_WHAT YOU WILL DO_: List each line of the data that holds the word "next".

_MATERIAL FOR THIS TASK_:
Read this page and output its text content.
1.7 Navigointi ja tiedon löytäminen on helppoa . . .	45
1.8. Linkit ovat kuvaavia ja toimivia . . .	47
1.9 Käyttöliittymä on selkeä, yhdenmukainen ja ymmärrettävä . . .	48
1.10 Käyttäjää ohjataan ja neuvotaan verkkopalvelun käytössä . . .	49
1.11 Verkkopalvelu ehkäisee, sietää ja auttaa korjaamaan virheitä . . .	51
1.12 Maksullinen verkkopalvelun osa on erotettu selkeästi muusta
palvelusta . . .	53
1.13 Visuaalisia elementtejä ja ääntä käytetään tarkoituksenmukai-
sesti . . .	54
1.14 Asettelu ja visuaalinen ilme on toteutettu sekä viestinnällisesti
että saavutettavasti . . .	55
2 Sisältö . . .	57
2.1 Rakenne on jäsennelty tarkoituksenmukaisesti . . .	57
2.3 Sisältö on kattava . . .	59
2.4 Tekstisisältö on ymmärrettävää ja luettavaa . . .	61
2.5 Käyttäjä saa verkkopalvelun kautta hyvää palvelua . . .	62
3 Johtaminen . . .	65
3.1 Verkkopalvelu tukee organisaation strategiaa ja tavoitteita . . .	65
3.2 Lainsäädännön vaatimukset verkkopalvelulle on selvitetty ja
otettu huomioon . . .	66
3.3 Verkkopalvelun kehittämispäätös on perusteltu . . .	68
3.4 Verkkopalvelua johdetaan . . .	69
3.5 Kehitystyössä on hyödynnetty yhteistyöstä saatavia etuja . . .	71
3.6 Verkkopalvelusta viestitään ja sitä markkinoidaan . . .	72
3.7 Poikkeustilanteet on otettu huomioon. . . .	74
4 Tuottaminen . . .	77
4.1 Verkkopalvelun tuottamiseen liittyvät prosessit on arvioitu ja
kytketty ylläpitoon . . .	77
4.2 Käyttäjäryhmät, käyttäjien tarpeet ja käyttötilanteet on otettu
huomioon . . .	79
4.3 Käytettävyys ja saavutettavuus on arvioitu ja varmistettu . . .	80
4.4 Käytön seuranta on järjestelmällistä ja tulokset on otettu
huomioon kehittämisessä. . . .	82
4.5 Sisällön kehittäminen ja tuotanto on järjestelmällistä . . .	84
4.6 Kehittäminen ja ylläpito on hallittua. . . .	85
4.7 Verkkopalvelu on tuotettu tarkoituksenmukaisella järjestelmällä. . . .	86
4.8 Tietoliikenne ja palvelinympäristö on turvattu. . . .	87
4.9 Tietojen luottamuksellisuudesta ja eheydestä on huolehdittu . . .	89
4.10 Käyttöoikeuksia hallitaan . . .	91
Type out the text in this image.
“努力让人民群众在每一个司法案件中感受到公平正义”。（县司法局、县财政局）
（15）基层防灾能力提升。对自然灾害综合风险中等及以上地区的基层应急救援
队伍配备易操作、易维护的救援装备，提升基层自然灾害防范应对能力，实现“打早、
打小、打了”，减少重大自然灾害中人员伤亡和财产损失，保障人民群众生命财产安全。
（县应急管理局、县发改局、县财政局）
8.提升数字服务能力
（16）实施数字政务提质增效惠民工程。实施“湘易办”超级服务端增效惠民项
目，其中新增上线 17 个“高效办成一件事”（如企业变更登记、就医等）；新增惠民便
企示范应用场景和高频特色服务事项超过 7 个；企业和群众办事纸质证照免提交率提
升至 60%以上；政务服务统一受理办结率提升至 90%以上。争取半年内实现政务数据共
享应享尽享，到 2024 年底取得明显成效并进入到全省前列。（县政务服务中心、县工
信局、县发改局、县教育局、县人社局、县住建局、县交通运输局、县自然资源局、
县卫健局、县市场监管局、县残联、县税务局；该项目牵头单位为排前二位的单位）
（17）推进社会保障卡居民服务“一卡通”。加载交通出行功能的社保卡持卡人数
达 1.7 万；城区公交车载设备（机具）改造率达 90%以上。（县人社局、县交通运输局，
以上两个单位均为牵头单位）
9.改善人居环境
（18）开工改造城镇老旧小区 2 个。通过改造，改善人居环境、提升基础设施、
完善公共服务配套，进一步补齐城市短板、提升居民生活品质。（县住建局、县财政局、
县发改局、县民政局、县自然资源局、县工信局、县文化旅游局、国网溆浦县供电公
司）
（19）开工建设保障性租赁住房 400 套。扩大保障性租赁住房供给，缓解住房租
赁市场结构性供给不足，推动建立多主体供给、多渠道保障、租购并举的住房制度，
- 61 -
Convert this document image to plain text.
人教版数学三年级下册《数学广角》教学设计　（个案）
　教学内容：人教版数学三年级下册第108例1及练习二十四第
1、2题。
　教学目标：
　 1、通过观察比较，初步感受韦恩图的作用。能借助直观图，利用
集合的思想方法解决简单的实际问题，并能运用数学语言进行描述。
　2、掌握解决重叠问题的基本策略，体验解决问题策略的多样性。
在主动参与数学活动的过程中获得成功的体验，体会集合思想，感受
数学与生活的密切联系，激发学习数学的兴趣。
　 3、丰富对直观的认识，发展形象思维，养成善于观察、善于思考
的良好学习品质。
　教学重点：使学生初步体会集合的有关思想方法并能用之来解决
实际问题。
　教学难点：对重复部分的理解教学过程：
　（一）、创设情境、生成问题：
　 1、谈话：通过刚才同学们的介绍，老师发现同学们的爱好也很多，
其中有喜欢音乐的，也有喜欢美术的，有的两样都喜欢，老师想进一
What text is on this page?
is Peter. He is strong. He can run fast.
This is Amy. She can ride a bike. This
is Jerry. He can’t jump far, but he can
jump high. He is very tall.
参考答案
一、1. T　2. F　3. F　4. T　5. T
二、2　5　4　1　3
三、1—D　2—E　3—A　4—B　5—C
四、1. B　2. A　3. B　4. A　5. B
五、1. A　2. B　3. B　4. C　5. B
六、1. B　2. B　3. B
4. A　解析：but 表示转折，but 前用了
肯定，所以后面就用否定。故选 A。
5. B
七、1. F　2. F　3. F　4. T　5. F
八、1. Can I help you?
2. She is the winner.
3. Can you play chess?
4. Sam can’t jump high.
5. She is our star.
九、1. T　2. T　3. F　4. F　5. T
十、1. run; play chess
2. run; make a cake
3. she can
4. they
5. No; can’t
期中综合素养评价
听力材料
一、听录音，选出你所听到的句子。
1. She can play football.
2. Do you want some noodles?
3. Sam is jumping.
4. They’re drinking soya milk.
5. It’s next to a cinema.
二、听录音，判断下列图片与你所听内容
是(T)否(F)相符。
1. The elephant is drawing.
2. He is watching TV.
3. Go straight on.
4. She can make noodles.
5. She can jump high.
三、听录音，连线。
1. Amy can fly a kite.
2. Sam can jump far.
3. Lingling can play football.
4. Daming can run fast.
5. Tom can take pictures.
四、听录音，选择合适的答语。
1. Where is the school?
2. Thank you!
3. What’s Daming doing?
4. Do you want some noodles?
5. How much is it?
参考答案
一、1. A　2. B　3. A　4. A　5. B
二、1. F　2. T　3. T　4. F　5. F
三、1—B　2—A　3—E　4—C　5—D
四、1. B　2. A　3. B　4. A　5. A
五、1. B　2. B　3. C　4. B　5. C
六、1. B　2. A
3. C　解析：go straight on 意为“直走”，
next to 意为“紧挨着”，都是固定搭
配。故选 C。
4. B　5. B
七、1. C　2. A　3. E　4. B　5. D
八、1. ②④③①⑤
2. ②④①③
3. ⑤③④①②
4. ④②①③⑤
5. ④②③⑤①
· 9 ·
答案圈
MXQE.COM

_THE RESULT_:
5. It’s next to a cinema.
next to 意为“紧挨着”，都是固定搭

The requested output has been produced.